_DATASET EXTRACT_.

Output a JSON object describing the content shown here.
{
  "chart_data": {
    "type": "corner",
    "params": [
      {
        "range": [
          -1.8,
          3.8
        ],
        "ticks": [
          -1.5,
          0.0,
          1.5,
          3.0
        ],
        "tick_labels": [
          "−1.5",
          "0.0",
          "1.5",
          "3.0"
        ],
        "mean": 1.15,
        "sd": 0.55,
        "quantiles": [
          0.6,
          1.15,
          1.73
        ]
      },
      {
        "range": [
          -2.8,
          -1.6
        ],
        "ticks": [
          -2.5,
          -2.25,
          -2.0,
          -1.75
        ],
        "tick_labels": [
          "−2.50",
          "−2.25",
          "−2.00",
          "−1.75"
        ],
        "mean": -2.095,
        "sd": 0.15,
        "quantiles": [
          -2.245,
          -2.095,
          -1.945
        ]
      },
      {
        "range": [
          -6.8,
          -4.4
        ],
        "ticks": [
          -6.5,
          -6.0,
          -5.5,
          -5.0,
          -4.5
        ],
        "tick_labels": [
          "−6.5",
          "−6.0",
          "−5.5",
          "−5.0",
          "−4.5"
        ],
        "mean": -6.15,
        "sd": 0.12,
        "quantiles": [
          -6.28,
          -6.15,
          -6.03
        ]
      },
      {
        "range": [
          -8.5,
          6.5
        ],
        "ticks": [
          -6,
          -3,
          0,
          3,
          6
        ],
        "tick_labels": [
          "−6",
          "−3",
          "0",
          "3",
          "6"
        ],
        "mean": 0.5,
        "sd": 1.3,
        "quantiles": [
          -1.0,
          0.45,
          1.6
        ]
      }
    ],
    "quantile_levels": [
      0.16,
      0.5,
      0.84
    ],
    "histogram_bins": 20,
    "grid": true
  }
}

_PROBLEM DETAILS_.
Repeat the entries exactly, all of them.

_EXERCISE RESULT_.
Output a JSON object describing the content shown here.
{
  "chart_data": {
    "type": "corner",
    "params": [
      {
        "range": [
          -1.8,
          3.8
        ],
        "ticks": [
          -1.5,
          0.0,
          1.5,
          3.0
        ],
        "tick_labels": [
          "−1.5",
          "0.0",
          "1.5",
          "3.0"
        ],
        "mean": 1.15,
        "sd": 0.55,
        "quantiles": [
          0.6,
          1.15,
          1.73
        ]
      },
      {
        "range": [
          -2.8,
          -1.6
        ],
        "ticks": [
          -2.5,
          -2.25,
          -2.0,
          -1.75
        ],
        "tick_labels": [
          "−2.50",
          "−2.25",
          "−2.00",
          "−1.75"
        ],
        "mean": -2.095,
        "sd": 0.15,
        "quantiles": [
          -2.245,
          -2.095,
          -1.945
        ]
      },
      {
        "range": [
          -6.8,
          -4.4
        ],
        "ticks": [
          -6.5,
          -6.0,
          -5.5,
          -5.0,
          -4.5
        ],
        "tick_labels": [
          "−6.5",
          "−6.0",
          "−5.5",
          "−5.0",
          "−4.5"
        ],
        "mean": -6.15,
        "sd": 0.12,
        "quantiles": [
          -6.28,
          -6.15,
          -6.03
        ]
      },
      {
        "range": [
          -8.5,
          6.5
        ],
        "ticks": [
          -6,
          -3,
          0,
          3,
          6
        ],
        "tick_labels": [
          "−6",
          "−3",
          "0",
          "3",
          "6"
        ],
        "mean": 0.5,
        "sd": 1.3,
        "quantiles": [
          -1.0,
          0.45,
          1.6
        ]
      }
    ],
    "quantile_levels": [
      0.16,
      0.5,
      0.84
    ],
    "histogram_bins": 20,
    "grid": true
  }
}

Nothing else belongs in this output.